Objective:
Copy every line in which the string "десять" occurs.

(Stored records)
* Begin *
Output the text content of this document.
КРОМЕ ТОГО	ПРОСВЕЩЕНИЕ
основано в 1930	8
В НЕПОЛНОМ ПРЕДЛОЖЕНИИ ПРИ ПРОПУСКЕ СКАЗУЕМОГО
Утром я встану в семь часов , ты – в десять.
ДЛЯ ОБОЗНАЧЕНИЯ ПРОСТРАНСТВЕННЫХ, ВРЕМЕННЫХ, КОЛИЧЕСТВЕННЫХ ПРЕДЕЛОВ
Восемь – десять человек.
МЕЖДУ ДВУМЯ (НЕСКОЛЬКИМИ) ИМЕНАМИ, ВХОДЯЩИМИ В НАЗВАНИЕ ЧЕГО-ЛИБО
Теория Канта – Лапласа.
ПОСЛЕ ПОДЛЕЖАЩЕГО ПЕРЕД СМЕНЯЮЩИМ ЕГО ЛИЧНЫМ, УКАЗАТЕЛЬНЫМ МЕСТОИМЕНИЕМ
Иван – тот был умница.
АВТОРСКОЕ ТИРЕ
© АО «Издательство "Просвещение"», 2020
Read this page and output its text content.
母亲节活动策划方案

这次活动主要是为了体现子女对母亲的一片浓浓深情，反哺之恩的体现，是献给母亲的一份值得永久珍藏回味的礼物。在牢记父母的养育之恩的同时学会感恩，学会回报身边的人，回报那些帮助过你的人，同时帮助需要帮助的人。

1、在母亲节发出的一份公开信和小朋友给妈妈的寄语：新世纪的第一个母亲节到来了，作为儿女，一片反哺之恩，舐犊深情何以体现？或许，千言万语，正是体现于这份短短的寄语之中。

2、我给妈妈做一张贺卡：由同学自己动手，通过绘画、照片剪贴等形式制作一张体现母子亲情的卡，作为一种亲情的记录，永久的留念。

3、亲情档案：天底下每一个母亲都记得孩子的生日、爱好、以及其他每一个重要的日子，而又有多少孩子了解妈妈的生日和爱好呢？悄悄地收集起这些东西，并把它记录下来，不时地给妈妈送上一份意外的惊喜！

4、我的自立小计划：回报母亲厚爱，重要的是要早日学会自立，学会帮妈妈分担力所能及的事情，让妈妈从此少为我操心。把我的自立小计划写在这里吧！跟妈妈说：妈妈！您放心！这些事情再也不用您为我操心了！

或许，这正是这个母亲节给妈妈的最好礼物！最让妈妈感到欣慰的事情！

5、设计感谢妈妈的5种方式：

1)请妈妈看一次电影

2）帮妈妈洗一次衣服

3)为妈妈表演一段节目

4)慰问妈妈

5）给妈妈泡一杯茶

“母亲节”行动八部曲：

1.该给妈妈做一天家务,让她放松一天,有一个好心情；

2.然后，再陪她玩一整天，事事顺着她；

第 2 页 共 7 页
* End *
Task output:
Утром я встану в семь часов , ты – в десять.
Восемь – десять человек.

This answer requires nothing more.